### Passage
────────────────

Last month, HKNC celebrated its anniversary through a demonstration during deaf-blind awareness week in Manhattan, Debra Rodriguez, the director of communications of HKNC, said. The event involved “showing people, how people who are deaf-blind communicate, and go about their various activities,” she said.

The celebrations will culminate with two activities near the end of the year, Rodriguez said.

On Sept. 14, HKNC will hold its annual gala at Garden City to honor Grayhealth group, “who have been donating their services pro bono for decades to help raise awareness on death-blindness,” she said. On Oct. 7, HKNC will hold a lunch reception at the Sands Point campus where “we will unveil a wall of fame honoring those who have supported the national center including Helen Keller,” she added.

State Sen. Elaine Phillips (R-Flower Hill) recently secured $100,000 in state funding from the 2017-18 budget for HKNC. The funding will go towards the $350,000 costs to replace the center’s heating, ventilation and air-conditioning unit in the HKNC residence building, Joseph F. Bruno, the president and CEO of Helen Keller Services, said.

“We had the pleasure of just recently having Senator Phillips take a tour of our Sands Point campus. We are very thankful that she has chosen to help us with this much needed grant,” Ruzenski said.

────────────────

### Supplied entries
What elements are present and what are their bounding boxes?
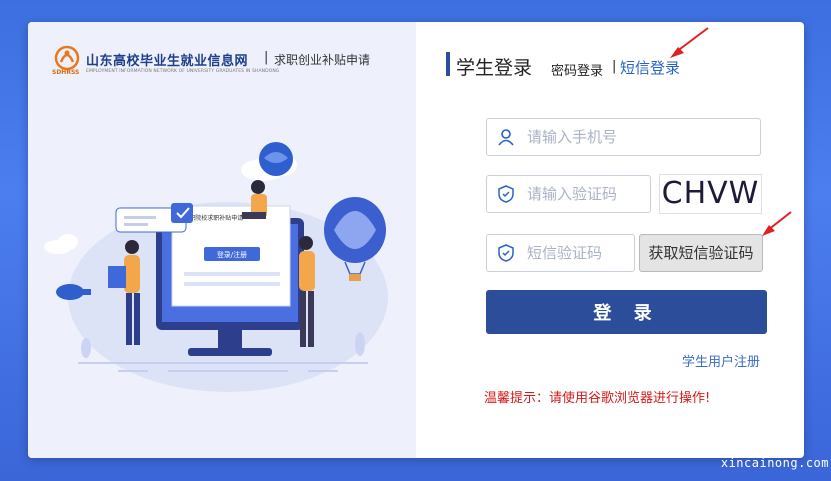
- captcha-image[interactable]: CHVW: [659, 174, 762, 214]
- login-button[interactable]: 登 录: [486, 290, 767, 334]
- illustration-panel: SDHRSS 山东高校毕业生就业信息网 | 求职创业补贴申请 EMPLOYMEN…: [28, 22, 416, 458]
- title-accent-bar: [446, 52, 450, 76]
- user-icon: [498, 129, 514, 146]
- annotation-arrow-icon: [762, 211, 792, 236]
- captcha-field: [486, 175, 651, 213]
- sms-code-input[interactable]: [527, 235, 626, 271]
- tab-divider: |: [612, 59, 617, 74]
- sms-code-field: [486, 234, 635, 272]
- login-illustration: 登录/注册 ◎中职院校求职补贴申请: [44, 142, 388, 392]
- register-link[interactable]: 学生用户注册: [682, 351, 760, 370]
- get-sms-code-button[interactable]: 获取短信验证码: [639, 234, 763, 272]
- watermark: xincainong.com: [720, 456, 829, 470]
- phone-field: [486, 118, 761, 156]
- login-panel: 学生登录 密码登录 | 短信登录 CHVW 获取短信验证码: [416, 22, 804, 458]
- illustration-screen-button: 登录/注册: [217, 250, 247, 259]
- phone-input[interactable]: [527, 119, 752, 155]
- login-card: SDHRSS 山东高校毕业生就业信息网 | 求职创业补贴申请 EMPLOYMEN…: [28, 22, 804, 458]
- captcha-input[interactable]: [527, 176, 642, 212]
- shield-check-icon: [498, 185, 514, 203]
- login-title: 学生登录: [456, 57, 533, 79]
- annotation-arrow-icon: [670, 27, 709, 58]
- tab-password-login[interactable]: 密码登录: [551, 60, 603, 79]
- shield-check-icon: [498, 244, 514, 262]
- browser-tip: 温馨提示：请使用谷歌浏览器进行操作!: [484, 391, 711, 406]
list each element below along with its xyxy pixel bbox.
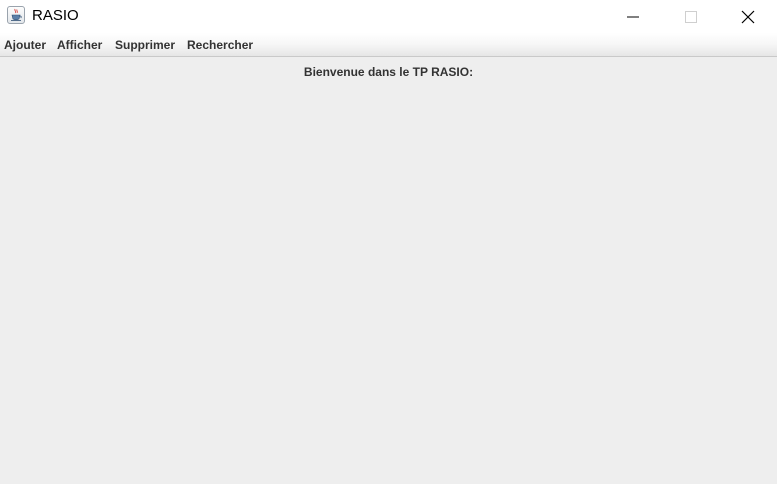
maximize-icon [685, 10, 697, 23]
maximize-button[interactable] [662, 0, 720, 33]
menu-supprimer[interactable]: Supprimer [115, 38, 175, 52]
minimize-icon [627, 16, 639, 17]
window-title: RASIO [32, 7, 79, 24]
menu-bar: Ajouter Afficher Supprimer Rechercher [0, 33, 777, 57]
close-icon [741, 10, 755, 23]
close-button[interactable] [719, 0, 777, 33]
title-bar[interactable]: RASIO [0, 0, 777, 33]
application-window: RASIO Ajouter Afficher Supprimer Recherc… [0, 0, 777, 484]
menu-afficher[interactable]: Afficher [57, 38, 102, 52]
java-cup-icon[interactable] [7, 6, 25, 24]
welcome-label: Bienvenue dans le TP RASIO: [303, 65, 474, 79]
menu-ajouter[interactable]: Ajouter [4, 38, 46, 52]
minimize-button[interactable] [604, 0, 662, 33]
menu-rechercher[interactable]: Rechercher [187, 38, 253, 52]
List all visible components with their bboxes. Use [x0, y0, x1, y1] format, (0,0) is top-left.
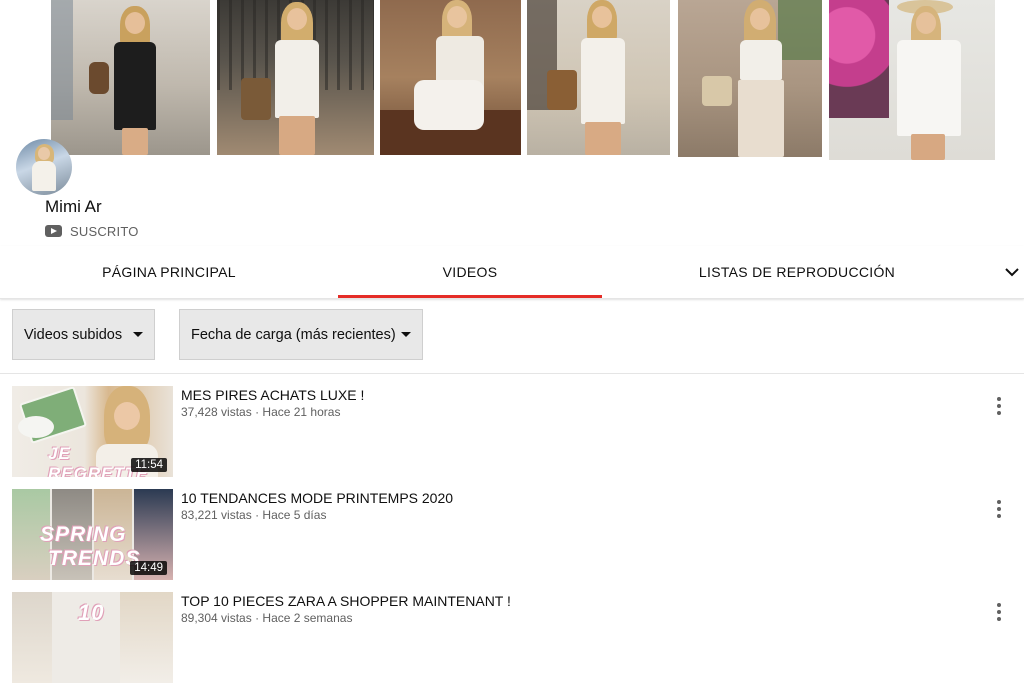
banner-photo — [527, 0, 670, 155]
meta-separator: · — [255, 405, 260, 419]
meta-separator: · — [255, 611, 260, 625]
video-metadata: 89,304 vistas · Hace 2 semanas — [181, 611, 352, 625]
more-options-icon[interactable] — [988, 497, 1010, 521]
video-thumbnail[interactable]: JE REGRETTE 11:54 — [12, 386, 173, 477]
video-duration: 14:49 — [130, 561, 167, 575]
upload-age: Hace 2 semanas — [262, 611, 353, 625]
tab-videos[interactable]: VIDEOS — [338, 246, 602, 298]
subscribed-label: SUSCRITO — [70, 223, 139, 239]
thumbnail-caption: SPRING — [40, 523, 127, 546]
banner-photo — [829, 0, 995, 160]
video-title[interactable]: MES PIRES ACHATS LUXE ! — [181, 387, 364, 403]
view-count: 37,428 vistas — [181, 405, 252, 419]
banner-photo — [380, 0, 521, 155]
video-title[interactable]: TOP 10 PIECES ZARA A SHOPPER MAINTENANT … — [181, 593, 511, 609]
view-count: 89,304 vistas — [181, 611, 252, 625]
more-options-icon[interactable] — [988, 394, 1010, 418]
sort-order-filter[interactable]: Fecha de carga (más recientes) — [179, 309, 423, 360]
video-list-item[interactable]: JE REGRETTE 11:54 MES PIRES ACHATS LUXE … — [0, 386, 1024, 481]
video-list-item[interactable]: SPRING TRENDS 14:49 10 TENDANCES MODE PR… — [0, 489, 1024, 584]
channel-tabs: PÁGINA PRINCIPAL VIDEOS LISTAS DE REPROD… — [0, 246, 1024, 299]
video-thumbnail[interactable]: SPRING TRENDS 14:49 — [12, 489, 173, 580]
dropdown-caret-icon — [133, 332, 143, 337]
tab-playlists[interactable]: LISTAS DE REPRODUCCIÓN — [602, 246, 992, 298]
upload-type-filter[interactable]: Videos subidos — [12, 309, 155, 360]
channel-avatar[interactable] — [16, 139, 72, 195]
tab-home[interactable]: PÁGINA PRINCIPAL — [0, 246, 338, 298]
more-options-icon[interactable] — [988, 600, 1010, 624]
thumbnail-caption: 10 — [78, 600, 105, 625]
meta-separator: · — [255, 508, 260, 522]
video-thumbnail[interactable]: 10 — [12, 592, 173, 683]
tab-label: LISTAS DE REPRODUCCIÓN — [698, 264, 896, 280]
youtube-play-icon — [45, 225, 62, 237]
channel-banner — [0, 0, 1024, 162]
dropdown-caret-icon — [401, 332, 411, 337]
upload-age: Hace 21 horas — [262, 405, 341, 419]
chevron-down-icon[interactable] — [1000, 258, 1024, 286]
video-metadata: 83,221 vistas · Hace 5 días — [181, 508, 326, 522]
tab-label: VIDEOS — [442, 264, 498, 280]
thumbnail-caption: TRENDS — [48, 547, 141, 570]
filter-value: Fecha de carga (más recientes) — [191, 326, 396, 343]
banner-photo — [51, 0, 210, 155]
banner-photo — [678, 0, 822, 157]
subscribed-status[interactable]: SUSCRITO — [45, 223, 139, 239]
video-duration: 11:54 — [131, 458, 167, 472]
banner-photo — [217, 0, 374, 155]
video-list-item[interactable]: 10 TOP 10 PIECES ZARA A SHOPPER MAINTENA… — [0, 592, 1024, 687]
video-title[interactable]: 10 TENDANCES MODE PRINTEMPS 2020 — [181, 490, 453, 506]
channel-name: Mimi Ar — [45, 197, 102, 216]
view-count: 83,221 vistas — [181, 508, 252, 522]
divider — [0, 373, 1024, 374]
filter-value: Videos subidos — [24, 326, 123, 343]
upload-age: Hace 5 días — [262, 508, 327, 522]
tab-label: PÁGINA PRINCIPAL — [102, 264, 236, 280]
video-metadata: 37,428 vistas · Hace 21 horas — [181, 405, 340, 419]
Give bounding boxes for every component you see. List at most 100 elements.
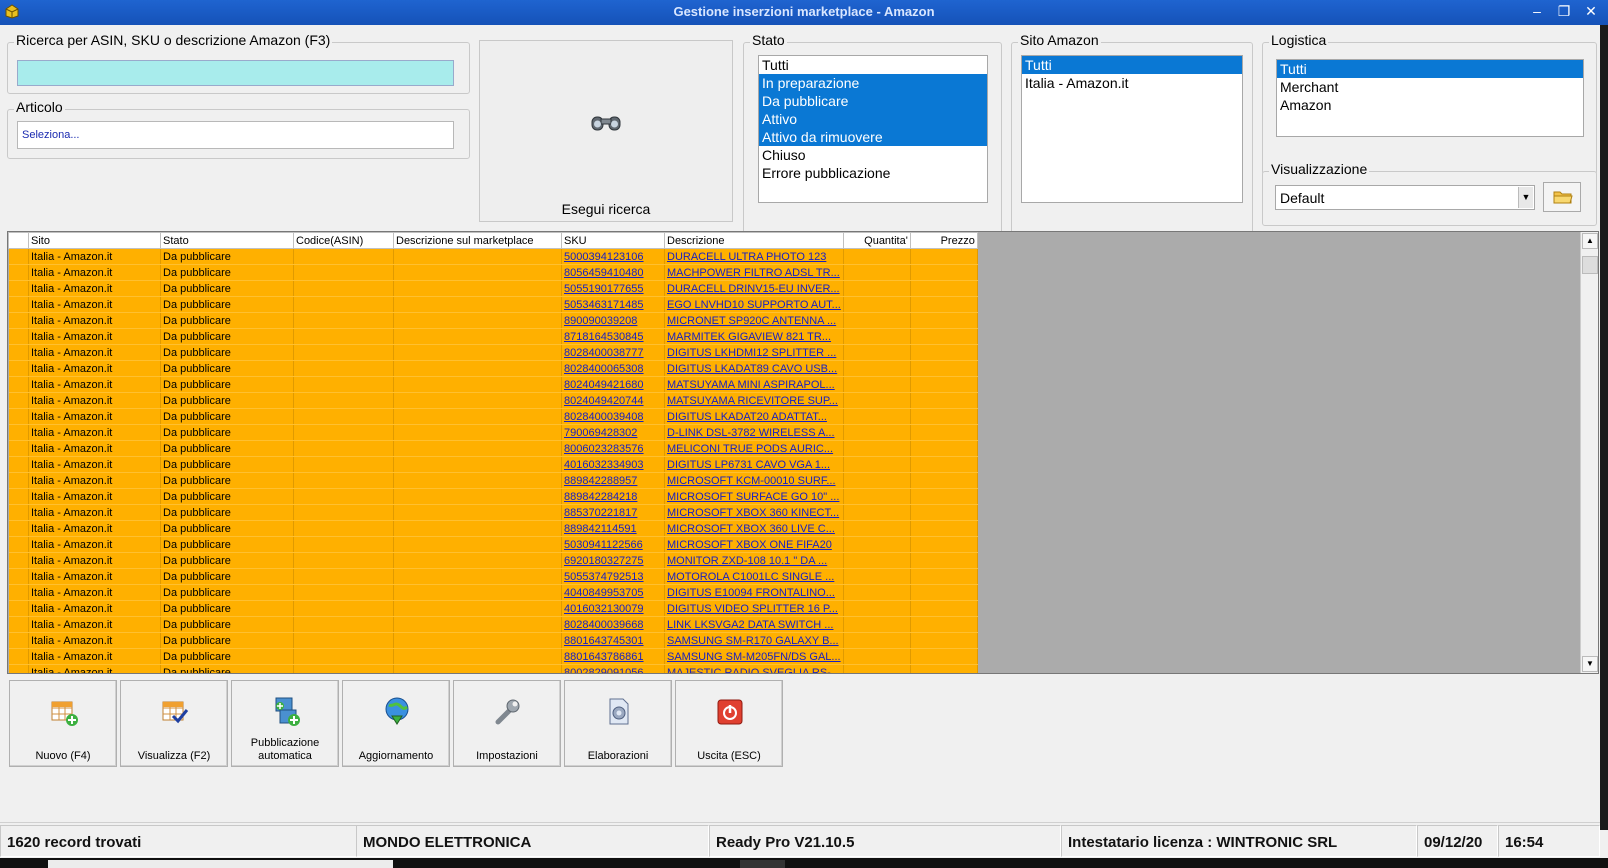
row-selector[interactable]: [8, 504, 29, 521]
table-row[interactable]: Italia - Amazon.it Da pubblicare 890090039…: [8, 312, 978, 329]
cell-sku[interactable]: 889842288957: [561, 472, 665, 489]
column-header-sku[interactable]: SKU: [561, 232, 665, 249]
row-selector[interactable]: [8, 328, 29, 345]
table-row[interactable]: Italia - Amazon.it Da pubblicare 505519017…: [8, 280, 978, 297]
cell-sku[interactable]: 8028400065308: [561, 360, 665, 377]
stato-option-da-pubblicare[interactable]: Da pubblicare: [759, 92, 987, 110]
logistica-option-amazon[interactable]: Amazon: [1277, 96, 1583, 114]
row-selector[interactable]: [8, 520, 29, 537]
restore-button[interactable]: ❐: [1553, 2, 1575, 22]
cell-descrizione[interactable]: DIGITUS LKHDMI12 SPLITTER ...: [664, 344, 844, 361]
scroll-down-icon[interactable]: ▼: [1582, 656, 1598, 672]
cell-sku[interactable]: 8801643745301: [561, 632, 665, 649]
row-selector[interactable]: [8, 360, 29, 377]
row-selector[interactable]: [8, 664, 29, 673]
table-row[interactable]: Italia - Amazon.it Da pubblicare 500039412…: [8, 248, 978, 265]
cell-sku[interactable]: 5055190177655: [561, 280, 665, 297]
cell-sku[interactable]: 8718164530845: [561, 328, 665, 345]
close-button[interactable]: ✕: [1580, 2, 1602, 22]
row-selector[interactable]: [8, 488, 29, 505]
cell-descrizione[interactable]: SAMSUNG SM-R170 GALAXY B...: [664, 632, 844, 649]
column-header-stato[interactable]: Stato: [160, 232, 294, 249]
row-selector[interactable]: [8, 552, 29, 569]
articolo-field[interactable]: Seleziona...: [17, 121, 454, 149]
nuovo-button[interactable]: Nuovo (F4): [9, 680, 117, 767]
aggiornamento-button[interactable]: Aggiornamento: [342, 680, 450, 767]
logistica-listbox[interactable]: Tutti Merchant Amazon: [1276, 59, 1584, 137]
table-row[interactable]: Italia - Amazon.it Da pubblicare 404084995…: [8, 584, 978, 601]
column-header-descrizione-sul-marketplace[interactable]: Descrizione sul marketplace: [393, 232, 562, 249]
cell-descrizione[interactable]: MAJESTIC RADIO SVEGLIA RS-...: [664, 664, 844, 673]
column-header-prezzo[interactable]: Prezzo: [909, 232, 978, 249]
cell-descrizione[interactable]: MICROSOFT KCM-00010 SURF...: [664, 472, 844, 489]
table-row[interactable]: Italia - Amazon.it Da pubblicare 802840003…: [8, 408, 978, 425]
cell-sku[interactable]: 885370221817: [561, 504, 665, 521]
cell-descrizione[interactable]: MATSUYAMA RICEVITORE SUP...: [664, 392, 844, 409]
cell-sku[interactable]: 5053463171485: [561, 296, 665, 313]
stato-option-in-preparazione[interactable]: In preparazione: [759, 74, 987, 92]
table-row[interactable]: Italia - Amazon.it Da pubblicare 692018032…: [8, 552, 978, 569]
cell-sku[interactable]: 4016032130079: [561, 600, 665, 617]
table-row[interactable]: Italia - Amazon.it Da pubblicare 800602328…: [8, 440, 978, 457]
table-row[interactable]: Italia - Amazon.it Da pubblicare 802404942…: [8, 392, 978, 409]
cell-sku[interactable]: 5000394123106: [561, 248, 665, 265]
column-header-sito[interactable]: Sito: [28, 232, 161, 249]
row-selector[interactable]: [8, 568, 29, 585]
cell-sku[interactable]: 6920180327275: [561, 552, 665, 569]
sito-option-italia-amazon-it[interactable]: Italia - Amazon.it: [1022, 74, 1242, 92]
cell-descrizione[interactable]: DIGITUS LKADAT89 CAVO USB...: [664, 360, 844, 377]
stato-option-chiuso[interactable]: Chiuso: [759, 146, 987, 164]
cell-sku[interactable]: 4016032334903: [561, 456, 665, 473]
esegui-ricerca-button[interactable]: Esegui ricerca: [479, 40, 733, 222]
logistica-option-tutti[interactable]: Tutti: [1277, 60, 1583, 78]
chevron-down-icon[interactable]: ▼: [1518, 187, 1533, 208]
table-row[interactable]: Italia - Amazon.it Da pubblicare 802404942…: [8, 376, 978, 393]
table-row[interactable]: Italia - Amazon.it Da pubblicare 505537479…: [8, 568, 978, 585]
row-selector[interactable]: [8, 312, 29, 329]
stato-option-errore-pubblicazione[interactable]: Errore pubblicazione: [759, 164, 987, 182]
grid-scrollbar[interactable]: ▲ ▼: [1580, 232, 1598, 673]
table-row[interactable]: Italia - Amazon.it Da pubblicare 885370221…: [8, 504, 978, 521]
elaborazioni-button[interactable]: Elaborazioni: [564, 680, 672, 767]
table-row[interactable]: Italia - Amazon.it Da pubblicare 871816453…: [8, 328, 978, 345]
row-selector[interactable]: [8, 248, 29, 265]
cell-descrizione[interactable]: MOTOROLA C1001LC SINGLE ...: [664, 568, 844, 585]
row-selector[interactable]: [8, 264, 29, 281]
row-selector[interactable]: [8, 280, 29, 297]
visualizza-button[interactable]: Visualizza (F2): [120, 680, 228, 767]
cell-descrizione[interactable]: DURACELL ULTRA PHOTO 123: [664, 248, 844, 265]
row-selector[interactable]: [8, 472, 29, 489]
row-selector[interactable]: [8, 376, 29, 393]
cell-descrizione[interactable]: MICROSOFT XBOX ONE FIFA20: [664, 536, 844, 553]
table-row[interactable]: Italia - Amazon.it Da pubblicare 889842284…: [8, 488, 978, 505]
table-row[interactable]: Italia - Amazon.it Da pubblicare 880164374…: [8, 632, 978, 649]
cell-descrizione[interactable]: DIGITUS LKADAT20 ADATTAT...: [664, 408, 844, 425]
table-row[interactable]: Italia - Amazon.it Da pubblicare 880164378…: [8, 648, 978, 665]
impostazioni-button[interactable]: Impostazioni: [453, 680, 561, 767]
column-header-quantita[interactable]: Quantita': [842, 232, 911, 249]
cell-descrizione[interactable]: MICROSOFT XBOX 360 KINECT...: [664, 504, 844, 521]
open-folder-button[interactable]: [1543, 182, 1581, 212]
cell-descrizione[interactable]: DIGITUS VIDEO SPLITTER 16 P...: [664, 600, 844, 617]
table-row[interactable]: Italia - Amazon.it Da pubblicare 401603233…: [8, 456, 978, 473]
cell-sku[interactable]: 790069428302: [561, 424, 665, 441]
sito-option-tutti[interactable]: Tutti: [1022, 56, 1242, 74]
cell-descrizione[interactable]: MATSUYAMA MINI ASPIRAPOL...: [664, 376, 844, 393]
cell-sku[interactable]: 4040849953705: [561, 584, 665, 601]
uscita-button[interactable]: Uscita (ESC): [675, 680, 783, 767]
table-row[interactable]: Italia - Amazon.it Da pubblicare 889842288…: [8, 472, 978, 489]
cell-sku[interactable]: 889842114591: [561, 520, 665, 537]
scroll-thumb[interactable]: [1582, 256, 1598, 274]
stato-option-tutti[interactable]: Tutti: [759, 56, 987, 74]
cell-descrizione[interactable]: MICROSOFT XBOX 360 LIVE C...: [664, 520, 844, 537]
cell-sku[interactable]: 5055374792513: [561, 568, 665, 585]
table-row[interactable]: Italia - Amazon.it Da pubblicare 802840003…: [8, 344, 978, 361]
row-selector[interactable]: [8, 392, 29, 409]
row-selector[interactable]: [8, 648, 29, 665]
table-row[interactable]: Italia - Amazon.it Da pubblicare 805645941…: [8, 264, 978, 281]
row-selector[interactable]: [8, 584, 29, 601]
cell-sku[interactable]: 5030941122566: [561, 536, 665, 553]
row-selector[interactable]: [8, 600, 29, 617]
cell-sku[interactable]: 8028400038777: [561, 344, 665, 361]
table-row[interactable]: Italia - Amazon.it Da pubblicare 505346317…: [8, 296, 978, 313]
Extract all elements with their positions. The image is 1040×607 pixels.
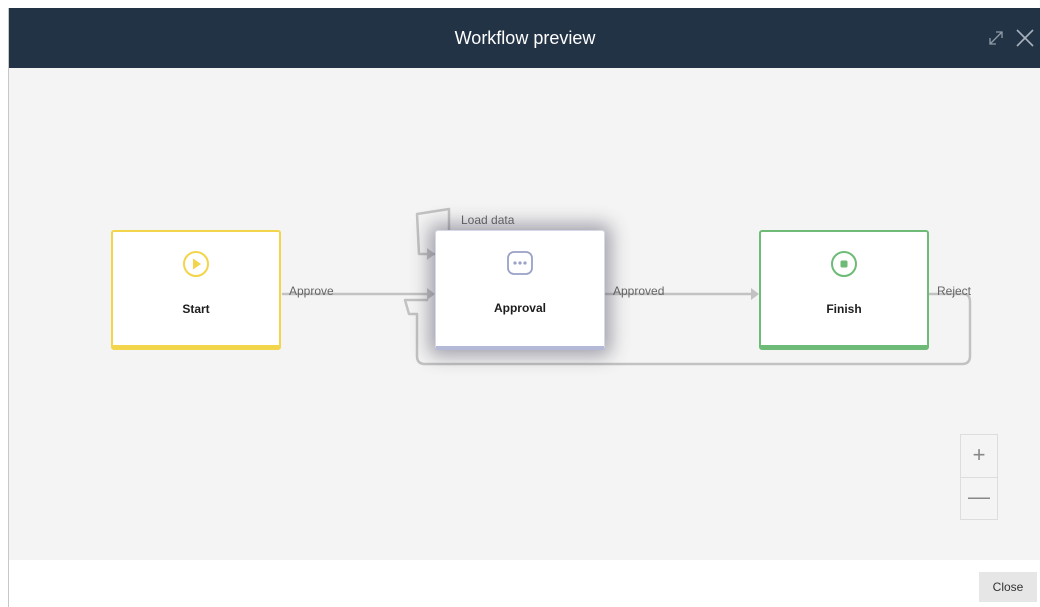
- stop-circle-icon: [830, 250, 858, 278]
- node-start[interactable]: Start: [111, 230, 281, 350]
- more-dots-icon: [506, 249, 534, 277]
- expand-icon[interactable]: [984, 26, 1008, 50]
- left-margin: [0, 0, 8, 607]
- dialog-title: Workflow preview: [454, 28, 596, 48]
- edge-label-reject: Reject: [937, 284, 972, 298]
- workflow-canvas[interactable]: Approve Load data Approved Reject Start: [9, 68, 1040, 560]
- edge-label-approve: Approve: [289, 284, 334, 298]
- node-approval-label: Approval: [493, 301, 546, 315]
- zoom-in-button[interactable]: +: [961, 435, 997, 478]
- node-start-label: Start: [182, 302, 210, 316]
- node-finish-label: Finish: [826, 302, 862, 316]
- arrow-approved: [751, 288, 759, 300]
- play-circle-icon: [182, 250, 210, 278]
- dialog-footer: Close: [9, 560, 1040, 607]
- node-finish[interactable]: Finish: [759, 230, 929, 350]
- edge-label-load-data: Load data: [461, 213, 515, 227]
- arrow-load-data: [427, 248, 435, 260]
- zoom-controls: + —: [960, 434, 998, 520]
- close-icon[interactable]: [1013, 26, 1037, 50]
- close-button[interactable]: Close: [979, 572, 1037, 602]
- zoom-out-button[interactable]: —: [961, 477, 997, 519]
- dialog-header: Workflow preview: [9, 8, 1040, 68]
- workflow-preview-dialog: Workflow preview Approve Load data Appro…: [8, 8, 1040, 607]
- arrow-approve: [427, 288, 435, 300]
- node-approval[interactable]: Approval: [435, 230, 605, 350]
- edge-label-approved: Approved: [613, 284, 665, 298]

────────────────

### Stated task
Reproduce the passage about the HKNC anniversary celebrations word for word, from its first sentence to its last.

### Output
Last month, HKNC celebrated its anniversary through a demonstration during deaf-blind awareness week in Manhattan, Debra Rodriguez, the director of communications of HKNC, said. The event involved “showing people, how people who are deaf-blind communicate, and go about their various activities,” she said.

The celebrations will culminate with two activities near the end of the year, Rodriguez said.

On Sept. 14, HKNC will hold its annual gala at Garden City to honor Grayhealth group, “who have been donating their services pro bono for decades to help raise awareness on death-blindness,” she said. On Oct. 7, HKNC will hold a lunch reception at the Sands Point campus where “we will unveil a wall of fame honoring those who have supported the national center including Helen Keller,” she added.

State Sen. Elaine Phillips (R-Flower Hill) recently secured $100,000 in state funding from the 2017-18 budget for HKNC. The funding will go towards the $350,000 costs to replace the center’s heating, ventilation and air-conditioning unit in the HKNC residence building, Joseph F. Bruno, the president and CEO of Helen Keller Services, said.

“We had the pleasure of just recently having Senator Phillips take a tour of our Sands Point campus. We are very thankful that she has chosen to help us with this much needed grant,” Ruzenski said.